Saved entries
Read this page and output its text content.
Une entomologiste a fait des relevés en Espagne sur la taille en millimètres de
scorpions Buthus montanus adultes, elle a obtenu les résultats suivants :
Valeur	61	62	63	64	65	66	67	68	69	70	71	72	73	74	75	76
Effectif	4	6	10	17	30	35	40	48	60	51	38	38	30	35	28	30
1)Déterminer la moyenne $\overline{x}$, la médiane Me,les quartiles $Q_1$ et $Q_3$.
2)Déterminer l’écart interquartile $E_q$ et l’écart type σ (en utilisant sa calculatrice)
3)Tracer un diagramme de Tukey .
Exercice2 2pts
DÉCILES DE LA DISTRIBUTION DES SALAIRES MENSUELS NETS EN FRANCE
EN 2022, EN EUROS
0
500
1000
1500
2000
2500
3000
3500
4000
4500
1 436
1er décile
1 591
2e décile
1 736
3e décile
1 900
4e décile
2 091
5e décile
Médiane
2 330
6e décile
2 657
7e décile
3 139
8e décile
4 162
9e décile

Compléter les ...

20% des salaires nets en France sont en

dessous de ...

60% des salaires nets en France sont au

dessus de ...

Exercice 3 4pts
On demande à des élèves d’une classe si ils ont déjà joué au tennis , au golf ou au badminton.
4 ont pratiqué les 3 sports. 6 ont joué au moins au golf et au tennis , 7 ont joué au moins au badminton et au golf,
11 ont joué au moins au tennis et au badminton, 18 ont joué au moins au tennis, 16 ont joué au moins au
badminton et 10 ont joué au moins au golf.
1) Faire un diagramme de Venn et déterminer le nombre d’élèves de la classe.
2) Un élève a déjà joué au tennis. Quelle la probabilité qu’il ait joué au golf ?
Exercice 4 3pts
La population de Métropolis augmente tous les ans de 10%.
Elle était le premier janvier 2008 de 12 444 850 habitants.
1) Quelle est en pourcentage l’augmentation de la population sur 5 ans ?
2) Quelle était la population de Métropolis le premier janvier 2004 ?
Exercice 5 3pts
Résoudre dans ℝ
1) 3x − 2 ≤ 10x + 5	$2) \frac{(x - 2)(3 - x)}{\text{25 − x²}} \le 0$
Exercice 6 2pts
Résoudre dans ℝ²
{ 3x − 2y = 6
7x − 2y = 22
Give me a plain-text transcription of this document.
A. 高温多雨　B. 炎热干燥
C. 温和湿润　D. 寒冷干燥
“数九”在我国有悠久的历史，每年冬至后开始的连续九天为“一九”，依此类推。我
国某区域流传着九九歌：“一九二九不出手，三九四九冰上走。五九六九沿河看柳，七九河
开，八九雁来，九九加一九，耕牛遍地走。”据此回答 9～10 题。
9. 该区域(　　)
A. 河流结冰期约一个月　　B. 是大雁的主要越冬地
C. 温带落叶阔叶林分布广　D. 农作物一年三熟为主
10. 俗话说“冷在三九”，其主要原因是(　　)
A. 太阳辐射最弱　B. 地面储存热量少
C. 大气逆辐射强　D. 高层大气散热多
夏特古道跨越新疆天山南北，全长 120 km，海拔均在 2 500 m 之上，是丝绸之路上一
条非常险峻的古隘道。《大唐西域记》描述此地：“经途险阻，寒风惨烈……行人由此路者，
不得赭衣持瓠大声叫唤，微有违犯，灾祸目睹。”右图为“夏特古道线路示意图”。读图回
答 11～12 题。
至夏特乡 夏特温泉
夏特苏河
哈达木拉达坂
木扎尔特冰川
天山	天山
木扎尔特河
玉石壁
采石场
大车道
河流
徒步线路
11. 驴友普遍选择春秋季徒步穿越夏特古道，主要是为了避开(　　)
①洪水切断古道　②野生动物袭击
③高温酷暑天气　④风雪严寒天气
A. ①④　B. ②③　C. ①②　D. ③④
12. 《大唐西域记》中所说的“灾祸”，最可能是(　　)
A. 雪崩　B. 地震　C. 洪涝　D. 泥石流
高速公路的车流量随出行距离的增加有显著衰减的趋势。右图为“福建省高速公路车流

* **Stated task**
Tally up the lines in the records containing the word "joué", then give the count and nothing else.

* **Result of this task**
5